● REQUIRED WORK: Please return the full listing below without altering anything.

Source data
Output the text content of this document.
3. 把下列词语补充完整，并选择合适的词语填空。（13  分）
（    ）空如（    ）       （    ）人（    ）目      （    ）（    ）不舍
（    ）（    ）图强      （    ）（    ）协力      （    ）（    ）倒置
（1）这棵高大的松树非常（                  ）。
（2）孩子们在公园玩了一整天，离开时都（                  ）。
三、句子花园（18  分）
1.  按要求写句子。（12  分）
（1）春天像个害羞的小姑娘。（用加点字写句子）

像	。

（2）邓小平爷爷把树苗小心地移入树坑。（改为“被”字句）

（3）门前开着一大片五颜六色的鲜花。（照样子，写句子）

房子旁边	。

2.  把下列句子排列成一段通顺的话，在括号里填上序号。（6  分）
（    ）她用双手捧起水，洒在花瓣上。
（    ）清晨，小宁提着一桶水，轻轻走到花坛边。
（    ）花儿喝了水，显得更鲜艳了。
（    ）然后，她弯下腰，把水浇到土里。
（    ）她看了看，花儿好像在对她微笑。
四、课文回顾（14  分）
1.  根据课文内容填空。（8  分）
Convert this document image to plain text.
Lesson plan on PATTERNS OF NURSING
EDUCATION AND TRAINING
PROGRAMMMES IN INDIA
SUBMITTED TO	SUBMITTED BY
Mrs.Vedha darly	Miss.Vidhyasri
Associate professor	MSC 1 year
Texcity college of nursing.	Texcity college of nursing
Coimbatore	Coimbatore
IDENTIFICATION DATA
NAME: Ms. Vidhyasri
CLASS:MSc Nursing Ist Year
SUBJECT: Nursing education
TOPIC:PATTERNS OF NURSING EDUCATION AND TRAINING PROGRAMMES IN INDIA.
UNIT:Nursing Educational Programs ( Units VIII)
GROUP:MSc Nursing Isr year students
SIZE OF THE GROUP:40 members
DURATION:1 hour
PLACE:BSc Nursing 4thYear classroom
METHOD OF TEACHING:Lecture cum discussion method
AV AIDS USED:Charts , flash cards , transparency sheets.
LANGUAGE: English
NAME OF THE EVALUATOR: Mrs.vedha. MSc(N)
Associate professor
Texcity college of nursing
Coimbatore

● TASK OUTPUT:
Output the text content of this document.
3. 把下列词语补充完整，并选择合适的词语填空。（13  分）
（    ）空如（    ）       （    ）人（    ）目      （    ）（    ）不舍
（    ）（    ）图强      （    ）（    ）协力      （    ）（    ）倒置
（1）这棵高大的松树非常（                  ）。
（2）孩子们在公园玩了一整天，离开时都（                  ）。
三、句子花园（18  分）
1.  按要求写句子。（12  分）
（1）春天像个害羞的小姑娘。（用加点字写句子）

像	。

（2）邓小平爷爷把树苗小心地移入树坑。（改为“被”字句）

（3）门前开着一大片五颜六色的鲜花。（照样子，写句子）

房子旁边	。

2.  把下列句子排列成一段通顺的话，在括号里填上序号。（6  分）
（    ）她用双手捧起水，洒在花瓣上。
（    ）清晨，小宁提着一桶水，轻轻走到花坛边。
（    ）花儿喝了水，显得更鲜艳了。
（    ）然后，她弯下腰，把水浇到土里。
（    ）她看了看，花儿好像在对她微笑。
四、课文回顾（14  分）
1.  根据课文内容填空。（8  分）
Convert this document image to plain text.
Lesson plan on PATTERNS OF NURSING
EDUCATION AND TRAINING
PROGRAMMMES IN INDIA
SUBMITTED TO	SUBMITTED BY
Mrs.Vedha darly	Miss.Vidhyasri
Associate professor	MSC 1 year
Texcity college of nursing.	Texcity college of nursing
Coimbatore	Coimbatore
IDENTIFICATION DATA
NAME: Ms. Vidhyasri
CLASS:MSc Nursing Ist Year
SUBJECT: Nursing education
TOPIC:PATTERNS OF NURSING EDUCATION AND TRAINING PROGRAMMES IN INDIA.
UNIT:Nursing Educational Programs ( Units VIII)
GROUP:MSc Nursing Isr year students
SIZE OF THE GROUP:40 members
DURATION:1 hour
PLACE:BSc Nursing 4thYear classroom
METHOD OF TEACHING:Lecture cum discussion method
AV AIDS USED:Charts , flash cards , transparency sheets.
LANGUAGE: English
NAME OF THE EVALUATOR: Mrs.vedha. MSc(N)
Associate professor
Texcity college of nursing
Coimbatore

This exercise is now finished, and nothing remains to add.